» **Description of the task**:
Copy out the lines that have "cette" in them.

####

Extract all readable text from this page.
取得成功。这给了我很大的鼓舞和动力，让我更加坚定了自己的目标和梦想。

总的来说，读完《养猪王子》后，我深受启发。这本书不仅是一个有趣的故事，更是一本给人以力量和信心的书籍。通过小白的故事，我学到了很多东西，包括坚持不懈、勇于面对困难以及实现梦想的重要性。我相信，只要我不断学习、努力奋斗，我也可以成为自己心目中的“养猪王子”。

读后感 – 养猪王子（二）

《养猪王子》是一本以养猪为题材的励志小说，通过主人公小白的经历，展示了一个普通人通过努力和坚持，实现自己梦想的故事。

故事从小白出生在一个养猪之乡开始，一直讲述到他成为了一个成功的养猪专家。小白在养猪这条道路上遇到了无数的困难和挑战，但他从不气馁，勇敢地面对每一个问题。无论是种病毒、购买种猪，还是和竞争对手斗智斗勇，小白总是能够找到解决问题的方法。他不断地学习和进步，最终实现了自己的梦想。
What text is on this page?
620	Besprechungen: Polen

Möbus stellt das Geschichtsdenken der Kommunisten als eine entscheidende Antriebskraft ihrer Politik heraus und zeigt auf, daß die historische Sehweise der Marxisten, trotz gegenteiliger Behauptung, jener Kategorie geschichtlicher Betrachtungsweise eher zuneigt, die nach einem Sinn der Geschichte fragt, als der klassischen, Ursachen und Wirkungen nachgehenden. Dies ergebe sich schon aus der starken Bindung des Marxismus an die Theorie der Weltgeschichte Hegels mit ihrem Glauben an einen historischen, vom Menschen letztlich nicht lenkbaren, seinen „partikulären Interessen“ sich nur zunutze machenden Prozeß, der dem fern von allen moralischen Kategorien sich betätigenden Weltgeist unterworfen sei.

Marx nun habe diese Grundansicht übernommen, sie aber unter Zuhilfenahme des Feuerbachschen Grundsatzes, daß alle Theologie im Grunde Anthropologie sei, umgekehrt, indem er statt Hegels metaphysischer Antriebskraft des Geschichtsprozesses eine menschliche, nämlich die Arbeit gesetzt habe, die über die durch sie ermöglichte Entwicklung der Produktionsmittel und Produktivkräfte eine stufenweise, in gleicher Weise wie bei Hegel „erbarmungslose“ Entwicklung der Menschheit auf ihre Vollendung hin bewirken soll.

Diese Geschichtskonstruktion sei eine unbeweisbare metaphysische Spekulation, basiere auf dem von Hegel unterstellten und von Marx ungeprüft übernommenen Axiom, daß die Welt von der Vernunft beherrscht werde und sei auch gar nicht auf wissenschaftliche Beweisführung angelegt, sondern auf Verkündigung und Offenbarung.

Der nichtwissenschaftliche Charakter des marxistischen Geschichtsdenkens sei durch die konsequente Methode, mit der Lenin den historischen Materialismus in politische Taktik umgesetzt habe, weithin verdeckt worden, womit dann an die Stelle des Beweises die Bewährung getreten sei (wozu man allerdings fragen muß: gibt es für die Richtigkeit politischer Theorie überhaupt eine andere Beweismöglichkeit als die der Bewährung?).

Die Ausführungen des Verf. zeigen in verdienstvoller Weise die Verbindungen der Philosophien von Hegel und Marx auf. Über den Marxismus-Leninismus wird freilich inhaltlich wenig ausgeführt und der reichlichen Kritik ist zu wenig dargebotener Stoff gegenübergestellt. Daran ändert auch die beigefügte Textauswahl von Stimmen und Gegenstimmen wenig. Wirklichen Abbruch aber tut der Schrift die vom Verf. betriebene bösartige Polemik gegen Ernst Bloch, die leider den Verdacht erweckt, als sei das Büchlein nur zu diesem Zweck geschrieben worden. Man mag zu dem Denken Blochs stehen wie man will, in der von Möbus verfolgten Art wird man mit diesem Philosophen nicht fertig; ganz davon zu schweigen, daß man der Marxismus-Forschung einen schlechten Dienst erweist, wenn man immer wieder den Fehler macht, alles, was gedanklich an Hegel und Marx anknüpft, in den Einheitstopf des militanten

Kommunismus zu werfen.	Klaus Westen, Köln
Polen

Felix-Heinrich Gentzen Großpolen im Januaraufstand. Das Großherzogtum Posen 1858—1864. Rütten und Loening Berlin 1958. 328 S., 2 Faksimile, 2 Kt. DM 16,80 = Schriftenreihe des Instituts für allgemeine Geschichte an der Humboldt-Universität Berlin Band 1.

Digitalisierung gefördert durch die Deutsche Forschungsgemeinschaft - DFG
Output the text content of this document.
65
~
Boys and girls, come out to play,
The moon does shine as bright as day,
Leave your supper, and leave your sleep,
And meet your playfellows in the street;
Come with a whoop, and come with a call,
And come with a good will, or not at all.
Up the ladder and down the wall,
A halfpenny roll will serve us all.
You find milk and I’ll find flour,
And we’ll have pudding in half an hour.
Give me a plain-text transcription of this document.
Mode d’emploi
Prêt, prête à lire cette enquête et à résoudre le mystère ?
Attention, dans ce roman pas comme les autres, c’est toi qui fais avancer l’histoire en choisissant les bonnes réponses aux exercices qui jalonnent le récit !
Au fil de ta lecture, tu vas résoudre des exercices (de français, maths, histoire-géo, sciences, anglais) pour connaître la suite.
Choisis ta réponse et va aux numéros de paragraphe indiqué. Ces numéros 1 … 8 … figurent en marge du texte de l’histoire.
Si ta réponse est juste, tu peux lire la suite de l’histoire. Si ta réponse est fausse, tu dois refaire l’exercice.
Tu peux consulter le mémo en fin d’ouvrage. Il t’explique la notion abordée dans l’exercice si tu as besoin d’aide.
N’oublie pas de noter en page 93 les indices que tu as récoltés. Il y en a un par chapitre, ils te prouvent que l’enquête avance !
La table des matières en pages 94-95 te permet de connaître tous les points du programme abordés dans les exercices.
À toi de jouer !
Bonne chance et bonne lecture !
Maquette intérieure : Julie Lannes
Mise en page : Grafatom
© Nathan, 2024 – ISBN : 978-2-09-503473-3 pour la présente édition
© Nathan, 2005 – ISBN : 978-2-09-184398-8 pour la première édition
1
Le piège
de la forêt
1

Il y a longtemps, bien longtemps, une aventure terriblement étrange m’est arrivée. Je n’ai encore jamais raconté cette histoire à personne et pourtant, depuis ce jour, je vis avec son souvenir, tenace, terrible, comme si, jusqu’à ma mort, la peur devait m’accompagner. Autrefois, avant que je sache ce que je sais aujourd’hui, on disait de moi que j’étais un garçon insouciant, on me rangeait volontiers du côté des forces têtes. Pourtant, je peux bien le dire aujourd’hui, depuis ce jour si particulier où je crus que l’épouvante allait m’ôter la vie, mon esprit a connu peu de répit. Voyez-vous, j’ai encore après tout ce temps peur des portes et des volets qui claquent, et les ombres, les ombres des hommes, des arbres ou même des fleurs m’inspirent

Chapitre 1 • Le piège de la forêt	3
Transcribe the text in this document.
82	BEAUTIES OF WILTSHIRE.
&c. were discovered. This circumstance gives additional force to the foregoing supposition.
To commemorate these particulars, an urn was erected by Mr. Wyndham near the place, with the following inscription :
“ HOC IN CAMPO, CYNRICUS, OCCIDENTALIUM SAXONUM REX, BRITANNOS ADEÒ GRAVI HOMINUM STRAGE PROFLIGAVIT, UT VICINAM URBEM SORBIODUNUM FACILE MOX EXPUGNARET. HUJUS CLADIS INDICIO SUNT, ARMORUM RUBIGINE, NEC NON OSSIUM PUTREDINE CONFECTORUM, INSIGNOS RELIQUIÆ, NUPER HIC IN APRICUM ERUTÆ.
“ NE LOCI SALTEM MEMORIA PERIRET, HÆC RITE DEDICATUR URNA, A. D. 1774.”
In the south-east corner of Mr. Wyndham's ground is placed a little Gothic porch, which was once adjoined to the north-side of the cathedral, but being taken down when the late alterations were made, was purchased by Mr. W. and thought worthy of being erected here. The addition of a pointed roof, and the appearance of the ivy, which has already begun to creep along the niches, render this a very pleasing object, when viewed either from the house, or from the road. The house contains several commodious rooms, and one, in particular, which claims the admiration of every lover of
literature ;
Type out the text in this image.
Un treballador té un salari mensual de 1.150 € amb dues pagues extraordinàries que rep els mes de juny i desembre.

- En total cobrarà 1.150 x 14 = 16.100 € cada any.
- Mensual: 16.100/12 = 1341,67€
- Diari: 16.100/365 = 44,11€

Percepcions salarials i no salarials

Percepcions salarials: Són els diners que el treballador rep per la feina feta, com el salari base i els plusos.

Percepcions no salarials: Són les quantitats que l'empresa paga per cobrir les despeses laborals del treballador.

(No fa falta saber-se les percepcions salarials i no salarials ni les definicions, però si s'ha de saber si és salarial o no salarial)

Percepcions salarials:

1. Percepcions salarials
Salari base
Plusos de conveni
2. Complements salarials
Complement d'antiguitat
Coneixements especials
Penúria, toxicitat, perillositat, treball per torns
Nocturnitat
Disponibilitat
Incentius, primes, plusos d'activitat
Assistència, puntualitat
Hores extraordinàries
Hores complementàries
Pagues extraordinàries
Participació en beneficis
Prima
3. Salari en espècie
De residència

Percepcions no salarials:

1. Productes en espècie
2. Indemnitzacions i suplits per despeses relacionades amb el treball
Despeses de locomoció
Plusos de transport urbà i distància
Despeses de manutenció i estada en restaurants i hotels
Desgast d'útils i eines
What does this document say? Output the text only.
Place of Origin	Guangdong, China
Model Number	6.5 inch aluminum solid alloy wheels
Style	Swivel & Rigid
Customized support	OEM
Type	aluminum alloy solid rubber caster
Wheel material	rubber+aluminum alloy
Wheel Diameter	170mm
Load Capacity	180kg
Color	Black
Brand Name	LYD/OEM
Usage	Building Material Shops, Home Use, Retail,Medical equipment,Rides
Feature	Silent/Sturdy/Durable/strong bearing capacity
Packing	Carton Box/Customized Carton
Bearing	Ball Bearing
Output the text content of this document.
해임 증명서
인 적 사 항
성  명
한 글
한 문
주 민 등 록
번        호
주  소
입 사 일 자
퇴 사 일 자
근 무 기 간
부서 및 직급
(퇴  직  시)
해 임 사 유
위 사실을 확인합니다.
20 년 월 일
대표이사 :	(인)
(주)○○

####

» **Task response**:
Prêt, prête à lire cette enquête et à résoudre le mystère ?
Il y a longtemps, bien longtemps, une aventure terriblement étrange m’est arrivée. Je n’ai encore jamais raconté cette histoire à personne et pourtant, depuis ce jour, je vis avec son souvenir, tenace, terrible, comme si, jusqu’à ma mort, la peur devait m’accompagner. Autrefois, avant que je sache ce que je sais aujourd’hui, on disait de moi que j’étais un garçon insouciant, on me rangeait volontiers du côté des forces têtes. Pourtant, je peux bien le dire aujourd’hui, depuis ce jour si particulier où je crus que l’épouvante allait m’ôter la vie, mon esprit a connu peu de répit. Voyez-vous, j’ai encore après tout ce temps peur des portes et des volets qui claquent, et les ombres, les ombres des hommes, des arbres ou même des fleurs m’inspirent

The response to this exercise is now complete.